# THE EXERCISE
Scan the listing below and copy every line holding "fremgangsmåde".

# RECORDED INFORMATION
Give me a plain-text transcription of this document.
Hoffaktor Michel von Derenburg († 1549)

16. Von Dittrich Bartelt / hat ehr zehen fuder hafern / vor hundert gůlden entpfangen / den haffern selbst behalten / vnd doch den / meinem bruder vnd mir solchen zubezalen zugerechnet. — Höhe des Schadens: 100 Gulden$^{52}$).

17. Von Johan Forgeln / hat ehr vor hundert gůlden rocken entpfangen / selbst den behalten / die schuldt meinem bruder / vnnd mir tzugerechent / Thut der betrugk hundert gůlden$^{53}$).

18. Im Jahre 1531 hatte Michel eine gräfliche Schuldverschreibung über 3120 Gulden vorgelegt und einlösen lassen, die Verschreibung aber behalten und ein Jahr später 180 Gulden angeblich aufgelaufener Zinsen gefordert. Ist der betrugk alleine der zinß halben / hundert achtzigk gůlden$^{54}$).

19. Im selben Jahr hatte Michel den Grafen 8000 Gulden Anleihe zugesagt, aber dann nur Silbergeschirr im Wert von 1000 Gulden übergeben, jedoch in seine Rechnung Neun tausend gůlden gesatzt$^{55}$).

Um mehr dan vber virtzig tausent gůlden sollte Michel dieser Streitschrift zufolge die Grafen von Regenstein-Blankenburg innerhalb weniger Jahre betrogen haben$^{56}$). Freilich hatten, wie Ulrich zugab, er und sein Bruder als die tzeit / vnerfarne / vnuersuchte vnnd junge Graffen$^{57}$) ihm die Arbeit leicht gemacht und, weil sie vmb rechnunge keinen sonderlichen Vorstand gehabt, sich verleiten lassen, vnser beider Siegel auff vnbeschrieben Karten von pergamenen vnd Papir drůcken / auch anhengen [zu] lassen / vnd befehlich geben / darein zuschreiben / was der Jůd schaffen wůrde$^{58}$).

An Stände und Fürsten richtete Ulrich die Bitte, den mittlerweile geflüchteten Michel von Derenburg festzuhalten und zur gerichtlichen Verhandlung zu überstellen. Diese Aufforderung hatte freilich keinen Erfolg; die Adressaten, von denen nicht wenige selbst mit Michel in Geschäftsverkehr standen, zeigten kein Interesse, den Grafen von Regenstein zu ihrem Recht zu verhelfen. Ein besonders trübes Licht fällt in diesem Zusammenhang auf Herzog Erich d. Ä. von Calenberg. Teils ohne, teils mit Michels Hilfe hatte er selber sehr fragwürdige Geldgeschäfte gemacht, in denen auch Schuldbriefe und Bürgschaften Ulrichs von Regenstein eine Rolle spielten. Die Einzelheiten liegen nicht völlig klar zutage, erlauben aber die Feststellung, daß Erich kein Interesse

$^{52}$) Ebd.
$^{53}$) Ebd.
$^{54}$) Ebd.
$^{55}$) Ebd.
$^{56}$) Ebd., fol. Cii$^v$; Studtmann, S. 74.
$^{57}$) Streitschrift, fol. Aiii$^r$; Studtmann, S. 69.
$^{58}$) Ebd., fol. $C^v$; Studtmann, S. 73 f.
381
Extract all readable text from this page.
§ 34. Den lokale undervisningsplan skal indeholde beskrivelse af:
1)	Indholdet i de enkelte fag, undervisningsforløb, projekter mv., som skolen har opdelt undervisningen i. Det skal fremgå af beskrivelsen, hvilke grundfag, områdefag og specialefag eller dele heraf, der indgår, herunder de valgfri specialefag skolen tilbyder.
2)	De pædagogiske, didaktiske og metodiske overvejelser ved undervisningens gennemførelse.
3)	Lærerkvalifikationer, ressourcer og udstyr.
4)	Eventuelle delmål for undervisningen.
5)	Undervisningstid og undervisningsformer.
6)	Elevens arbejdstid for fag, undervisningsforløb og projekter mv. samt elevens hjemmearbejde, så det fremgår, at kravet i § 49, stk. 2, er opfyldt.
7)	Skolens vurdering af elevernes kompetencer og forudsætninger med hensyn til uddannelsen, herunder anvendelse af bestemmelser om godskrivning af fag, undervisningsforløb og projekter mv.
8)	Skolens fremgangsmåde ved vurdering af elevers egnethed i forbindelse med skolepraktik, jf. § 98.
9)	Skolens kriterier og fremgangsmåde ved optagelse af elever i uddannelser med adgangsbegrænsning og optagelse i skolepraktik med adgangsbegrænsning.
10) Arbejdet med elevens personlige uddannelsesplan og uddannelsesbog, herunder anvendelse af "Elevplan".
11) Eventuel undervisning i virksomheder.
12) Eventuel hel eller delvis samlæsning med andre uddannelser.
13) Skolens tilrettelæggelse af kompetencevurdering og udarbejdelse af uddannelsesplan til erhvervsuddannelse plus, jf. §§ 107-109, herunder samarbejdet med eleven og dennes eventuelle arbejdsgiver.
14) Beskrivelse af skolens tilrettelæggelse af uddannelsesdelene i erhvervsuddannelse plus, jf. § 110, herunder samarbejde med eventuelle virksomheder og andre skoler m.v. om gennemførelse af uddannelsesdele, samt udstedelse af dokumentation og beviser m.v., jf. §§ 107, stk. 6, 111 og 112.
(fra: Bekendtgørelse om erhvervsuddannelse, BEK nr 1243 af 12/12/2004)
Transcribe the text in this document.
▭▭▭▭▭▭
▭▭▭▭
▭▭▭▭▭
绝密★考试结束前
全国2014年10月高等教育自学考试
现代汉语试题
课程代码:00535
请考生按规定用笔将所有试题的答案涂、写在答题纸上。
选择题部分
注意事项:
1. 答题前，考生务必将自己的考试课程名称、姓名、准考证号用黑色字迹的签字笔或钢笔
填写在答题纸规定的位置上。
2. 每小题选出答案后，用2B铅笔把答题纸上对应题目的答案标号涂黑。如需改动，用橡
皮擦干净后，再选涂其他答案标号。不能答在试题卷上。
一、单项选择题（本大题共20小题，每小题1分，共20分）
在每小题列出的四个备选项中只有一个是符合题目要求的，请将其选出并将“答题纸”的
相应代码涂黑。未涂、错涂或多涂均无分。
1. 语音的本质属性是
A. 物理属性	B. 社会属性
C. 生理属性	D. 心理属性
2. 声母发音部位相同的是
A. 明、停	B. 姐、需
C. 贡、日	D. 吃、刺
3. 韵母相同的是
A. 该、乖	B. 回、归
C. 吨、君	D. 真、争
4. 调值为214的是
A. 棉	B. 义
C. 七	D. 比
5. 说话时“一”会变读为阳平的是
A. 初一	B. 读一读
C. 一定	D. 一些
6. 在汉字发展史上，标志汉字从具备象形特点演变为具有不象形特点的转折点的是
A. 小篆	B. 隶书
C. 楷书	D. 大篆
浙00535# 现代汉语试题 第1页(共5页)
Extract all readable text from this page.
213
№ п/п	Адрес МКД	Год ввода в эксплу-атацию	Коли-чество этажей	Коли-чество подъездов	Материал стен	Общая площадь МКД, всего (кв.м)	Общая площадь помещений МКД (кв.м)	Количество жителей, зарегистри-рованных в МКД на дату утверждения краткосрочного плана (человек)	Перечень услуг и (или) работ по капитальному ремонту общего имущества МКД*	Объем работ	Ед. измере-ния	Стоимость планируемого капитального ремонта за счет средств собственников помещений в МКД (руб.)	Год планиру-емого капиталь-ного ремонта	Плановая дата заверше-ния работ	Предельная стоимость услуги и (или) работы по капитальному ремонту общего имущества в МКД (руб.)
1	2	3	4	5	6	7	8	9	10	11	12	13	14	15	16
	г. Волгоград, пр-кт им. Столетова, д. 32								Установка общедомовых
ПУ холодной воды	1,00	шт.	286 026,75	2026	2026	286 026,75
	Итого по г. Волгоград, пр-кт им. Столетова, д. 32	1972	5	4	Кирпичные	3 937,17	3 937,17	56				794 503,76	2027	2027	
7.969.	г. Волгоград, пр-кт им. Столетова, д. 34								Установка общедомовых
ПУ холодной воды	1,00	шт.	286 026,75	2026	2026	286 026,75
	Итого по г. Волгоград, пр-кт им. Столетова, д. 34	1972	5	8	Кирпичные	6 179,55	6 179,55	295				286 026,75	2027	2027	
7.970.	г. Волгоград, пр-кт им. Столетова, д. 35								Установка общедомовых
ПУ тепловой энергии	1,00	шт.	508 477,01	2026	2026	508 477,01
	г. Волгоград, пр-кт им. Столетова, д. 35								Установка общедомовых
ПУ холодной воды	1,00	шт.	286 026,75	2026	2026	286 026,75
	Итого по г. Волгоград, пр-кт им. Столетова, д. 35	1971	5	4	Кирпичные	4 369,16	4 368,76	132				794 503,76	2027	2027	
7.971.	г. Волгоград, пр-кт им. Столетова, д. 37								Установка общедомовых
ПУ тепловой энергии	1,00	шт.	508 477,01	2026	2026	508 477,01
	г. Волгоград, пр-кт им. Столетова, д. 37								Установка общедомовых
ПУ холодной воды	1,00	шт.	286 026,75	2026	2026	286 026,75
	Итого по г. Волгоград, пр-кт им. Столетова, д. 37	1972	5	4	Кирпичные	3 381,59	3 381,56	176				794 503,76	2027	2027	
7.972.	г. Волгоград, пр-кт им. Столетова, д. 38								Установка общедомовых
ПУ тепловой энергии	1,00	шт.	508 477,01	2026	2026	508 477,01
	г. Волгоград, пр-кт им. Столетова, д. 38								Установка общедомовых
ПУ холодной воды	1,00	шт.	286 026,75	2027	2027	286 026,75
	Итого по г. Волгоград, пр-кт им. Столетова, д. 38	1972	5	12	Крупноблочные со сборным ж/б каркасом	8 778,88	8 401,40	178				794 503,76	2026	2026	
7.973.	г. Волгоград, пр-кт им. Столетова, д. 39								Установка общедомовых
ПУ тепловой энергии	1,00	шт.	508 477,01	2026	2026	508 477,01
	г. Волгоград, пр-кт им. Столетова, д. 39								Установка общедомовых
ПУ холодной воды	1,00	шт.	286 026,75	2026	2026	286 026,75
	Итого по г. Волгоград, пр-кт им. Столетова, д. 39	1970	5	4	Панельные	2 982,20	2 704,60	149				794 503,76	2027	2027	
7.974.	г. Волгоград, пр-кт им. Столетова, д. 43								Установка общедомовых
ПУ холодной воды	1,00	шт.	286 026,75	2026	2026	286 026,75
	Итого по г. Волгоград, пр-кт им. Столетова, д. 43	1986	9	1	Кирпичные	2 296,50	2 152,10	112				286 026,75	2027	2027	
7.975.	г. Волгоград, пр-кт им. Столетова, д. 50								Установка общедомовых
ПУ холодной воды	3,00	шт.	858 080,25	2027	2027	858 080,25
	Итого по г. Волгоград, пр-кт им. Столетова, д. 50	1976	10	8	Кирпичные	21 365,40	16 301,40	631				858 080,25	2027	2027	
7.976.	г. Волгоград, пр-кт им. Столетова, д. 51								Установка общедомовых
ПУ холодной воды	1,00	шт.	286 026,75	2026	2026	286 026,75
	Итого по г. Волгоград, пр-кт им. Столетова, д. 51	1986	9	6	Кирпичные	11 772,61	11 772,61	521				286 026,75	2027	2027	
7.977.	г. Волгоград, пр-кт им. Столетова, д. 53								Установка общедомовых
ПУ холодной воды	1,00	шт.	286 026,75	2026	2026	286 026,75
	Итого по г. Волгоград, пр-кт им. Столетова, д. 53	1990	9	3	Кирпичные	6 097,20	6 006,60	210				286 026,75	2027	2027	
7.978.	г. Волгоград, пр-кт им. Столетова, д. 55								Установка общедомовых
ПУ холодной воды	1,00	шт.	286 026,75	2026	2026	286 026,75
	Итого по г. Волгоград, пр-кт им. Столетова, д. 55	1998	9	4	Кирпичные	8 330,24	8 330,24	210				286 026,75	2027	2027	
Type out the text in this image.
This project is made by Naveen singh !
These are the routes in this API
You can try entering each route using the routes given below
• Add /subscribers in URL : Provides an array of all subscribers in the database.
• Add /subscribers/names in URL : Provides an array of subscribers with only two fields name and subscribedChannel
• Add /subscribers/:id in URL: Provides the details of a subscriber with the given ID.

# RESULT OF THE EXERCISE
8)	Skolens fremgangsmåde ved vurdering af elevers egnethed i forbindelse med skolepraktik, jf. § 98.
9)	Skolens kriterier og fremgangsmåde ved optagelse af elever i uddannelser med adgangsbegrænsning og optagelse i skolepraktik med adgangsbegrænsning.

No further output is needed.